[[ Document excerpt open ]]

Anyway, the op wasn't questioning her child's musical tastes, but whether or not the teacher was out of order (yes) and completely unhelpful (gosh yes). It wouldn't have made any difference if the child was having piano, violin, singing, dance lessons etc etc. The teachers have to be pretty good at what they do and still be able to engage the pupils under their care!

kittybiscuits · 24/09/2017 08:05

I would leave brief and factual online reviews about this rubbish teacher. Quote him directly. What an idiot. Hope you find someone much better.

Oldie2017 · 24/09/2017 10:11

Mrsm, not so sure. If they had their way most children would never even attend school! Letting small children pick everything is often a recipe for disaster - they would eat chocolate for breakfast lunch and dinner and not have a bed time! Also we need many jmore cellists not drummers. Also if they are looking at music scholarships at 11+ to the next school picking a good orchestral instrument can be very helpful indeed. Also what parent wants to listen to drums morning noon and night (and I write this as a parent of a grade 8 drummer bless his little heart - he moved into his own house he bought last week but the drum kit is still here entirely filling one of my cupboards)....

kittybiscuits · 24/09/2017 10:25

I think you are projecting wildly Oldie and may need to start your own thread about your son's drumkit. Grin

BarbarianMum · 24/09/2017 11:06

The world does not need more third rate cellists who would rather be playing the drums.

I live with 2 drummers and sometimes wish they loved the flute instead but it is what it is.

Mrsmadcatlady · 24/09/2017 11:42

Oldie if you read my post again, you'll see I was clearly talking about musical hobbies, not everyday life 🤔

Last time I looked, percussion is clearly part of the orchestral setup - be it Drum Kit, Tuned Percussion, Snare Drum, Timpani and Orchestral Percussion. Sometimes, drum kit is a step to other percussion.

Even though I do not force my kids to play instruments or develop other hobbies, they do pick what they like to do. They've discovered hobbies that they love and yes dropped a few along the way.

They attend school and eat a varied diet.

[[ Document excerpt closed ]]
[[ Data section open ]]

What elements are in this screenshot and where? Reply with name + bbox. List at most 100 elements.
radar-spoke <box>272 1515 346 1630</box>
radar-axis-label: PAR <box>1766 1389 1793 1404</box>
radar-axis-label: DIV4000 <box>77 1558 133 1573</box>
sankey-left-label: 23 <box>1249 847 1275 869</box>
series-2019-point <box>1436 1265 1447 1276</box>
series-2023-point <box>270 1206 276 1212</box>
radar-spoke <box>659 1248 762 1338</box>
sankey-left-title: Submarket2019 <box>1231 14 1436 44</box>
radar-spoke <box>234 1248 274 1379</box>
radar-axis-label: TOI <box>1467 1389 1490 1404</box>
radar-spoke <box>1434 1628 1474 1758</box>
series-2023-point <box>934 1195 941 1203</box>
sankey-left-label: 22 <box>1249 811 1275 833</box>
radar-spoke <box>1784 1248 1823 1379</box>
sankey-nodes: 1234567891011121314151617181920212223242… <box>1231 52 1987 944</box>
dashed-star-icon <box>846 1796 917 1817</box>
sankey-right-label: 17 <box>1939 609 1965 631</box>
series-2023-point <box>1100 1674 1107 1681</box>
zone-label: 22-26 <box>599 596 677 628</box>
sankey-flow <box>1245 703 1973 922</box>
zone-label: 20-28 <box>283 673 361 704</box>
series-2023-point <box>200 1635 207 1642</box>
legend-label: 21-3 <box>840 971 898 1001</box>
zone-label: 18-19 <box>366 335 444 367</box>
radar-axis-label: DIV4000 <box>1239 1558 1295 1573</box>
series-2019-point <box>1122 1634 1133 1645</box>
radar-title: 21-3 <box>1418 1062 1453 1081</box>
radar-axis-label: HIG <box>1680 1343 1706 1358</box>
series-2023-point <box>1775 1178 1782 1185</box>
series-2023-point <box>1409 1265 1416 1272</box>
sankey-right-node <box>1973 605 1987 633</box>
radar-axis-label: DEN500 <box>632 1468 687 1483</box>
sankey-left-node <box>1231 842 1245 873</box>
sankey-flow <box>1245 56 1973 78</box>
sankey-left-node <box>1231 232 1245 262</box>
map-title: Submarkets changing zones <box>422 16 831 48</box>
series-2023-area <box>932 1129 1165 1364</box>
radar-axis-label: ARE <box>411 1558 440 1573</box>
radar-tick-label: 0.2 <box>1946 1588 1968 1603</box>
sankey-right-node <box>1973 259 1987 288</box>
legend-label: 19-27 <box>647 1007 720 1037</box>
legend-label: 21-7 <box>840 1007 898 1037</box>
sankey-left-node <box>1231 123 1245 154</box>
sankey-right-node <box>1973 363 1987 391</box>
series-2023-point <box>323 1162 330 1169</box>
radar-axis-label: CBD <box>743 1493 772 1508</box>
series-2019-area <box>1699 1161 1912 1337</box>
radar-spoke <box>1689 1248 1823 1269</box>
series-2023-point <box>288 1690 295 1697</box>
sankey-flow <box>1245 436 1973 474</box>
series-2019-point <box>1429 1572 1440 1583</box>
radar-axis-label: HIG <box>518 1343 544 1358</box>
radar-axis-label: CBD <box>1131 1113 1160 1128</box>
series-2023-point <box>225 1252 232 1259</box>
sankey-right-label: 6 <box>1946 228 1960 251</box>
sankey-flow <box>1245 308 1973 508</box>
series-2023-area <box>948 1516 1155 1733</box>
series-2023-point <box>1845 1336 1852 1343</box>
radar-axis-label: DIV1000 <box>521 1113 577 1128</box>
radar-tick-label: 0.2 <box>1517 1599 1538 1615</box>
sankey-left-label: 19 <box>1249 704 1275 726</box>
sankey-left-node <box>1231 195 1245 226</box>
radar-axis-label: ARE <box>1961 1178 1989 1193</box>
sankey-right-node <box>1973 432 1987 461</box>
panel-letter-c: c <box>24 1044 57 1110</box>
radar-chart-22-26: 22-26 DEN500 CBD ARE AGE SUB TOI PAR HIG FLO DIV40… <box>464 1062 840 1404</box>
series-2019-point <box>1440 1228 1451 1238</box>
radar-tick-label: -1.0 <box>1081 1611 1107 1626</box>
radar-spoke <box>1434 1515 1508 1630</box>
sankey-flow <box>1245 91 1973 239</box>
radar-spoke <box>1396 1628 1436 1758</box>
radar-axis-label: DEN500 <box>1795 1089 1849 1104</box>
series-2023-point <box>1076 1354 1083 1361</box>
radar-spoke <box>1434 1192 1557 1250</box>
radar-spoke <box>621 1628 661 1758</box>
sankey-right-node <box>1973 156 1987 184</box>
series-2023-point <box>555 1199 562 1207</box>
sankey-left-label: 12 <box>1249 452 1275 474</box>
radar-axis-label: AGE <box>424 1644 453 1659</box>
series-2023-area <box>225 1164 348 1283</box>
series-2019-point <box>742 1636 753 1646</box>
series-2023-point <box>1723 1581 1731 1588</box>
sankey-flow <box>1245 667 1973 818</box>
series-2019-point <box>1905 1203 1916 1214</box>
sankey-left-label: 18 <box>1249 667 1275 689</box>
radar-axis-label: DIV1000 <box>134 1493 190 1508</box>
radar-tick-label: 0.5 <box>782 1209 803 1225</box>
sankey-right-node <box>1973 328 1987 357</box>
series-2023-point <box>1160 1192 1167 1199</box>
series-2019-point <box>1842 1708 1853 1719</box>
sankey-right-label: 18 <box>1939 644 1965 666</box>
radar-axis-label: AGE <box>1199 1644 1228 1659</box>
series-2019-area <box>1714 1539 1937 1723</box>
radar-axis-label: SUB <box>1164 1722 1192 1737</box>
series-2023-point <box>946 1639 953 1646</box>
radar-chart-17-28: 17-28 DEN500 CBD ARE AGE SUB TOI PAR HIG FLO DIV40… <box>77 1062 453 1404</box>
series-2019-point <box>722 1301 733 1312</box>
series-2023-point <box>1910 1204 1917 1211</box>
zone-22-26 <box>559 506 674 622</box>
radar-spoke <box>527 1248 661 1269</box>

[[ Data section closed ]]

Reproduce the stretch of the forum discussion about children's music lessons from "BarbarianMum · 24/09/2017" through "to other percussion.". The data come from a source unrelated to the text.

_The completed task_
BarbarianMum · 24/09/2017 11:06

The world does not need more third rate cellists who would rather be playing the drums.

I live with 2 drummers and sometimes wish they loved the flute instead but it is what it is.

Mrsmadcatlady · 24/09/2017 11:42

Oldie if you read my post again, you'll see I was clearly talking about musical hobbies, not everyday life 🤔

Last time I looked, percussion is clearly part of the orchestral setup - be it Drum Kit, Tuned Percussion, Snare Drum, Timpani and Orchestral Percussion. Sometimes, drum kit is a step to other percussion.